DATA LINES.
-=-=-=-=-
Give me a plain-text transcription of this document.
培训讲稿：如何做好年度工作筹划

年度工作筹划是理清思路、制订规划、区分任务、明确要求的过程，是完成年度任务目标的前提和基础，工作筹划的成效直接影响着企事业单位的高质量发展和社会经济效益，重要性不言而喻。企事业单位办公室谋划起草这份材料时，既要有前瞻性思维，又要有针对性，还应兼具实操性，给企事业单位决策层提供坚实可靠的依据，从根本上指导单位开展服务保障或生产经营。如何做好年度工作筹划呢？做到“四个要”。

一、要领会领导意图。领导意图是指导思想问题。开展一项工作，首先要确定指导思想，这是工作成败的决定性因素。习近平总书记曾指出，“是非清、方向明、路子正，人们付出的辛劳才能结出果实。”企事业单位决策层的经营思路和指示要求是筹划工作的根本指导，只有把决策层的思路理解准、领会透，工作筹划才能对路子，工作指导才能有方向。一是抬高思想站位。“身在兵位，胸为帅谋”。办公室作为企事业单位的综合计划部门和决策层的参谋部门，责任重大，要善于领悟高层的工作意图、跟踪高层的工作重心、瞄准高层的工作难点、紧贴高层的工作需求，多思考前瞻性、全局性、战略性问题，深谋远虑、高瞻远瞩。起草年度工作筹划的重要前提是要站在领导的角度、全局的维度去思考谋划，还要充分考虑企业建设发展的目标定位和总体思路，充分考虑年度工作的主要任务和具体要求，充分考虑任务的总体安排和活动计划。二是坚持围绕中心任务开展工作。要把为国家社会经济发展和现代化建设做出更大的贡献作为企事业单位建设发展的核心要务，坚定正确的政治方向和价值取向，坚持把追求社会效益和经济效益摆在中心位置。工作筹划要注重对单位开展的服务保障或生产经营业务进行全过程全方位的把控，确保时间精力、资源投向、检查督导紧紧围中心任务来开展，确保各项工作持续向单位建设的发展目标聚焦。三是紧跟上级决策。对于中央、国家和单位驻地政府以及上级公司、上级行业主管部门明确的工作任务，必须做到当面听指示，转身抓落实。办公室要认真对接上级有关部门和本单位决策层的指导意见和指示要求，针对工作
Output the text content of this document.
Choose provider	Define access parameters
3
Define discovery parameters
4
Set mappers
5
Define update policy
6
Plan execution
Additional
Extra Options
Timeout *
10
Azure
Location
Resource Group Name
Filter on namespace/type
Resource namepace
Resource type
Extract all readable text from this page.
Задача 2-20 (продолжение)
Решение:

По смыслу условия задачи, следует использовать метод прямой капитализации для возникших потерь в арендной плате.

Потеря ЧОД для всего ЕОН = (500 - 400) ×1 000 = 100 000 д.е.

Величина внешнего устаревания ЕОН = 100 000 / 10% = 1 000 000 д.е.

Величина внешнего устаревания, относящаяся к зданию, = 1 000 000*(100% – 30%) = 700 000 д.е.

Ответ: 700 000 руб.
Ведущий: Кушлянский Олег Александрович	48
-=-=-=-=-
Give all of the entries again, word for word.

Give me a plain-text transcription of this document.
培训讲稿：如何做好年度工作筹划

年度工作筹划是理清思路、制订规划、区分任务、明确要求的过程，是完成年度任务目标的前提和基础，工作筹划的成效直接影响着企事业单位的高质量发展和社会经济效益，重要性不言而喻。企事业单位办公室谋划起草这份材料时，既要有前瞻性思维，又要有针对性，还应兼具实操性，给企事业单位决策层提供坚实可靠的依据，从根本上指导单位开展服务保障或生产经营。如何做好年度工作筹划呢？做到“四个要”。

一、要领会领导意图。领导意图是指导思想问题。开展一项工作，首先要确定指导思想，这是工作成败的决定性因素。习近平总书记曾指出，“是非清、方向明、路子正，人们付出的辛劳才能结出果实。”企事业单位决策层的经营思路和指示要求是筹划工作的根本指导，只有把决策层的思路理解准、领会透，工作筹划才能对路子，工作指导才能有方向。一是抬高思想站位。“身在兵位，胸为帅谋”。办公室作为企事业单位的综合计划部门和决策层的参谋部门，责任重大，要善于领悟高层的工作意图、跟踪高层的工作重心、瞄准高层的工作难点、紧贴高层的工作需求，多思考前瞻性、全局性、战略性问题，深谋远虑、高瞻远瞩。起草年度工作筹划的重要前提是要站在领导的角度、全局的维度去思考谋划，还要充分考虑企业建设发展的目标定位和总体思路，充分考虑年度工作的主要任务和具体要求，充分考虑任务的总体安排和活动计划。二是坚持围绕中心任务开展工作。要把为国家社会经济发展和现代化建设做出更大的贡献作为企事业单位建设发展的核心要务，坚定正确的政治方向和价值取向，坚持把追求社会效益和经济效益摆在中心位置。工作筹划要注重对单位开展的服务保障或生产经营业务进行全过程全方位的把控，确保时间精力、资源投向、检查督导紧紧围中心任务来开展，确保各项工作持续向单位建设的发展目标聚焦。三是紧跟上级决策。对于中央、国家和单位驻地政府以及上级公司、上级行业主管部门明确的工作任务，必须做到当面听指示，转身抓落实。办公室要认真对接上级有关部门和本单位决策层的指导意见和指示要求，针对工作
Output the text content of this document.
Choose provider	Define access parameters
3
Define discovery parameters
4
Set mappers
5
Define update policy
6
Plan execution
Additional
Extra Options
Timeout *
10
Azure
Location
Resource Group Name
Filter on namespace/type
Resource namepace
Resource type
Extract all readable text from this page.
Задача 2-20 (продолжение)
Решение:

По смыслу условия задачи, следует использовать метод прямой капитализации для возникших потерь в арендной плате.

Потеря ЧОД для всего ЕОН = (500 - 400) ×1 000 = 100 000 д.е.

Величина внешнего устаревания ЕОН = 100 000 / 10% = 1 000 000 д.е.

Величина внешнего устаревания, относящаяся к зданию, = 1 000 000*(100% – 30%) = 700 000 д.е.

Ответ: 700 000 руб.
Ведущий: Кушлянский Олег Александрович	48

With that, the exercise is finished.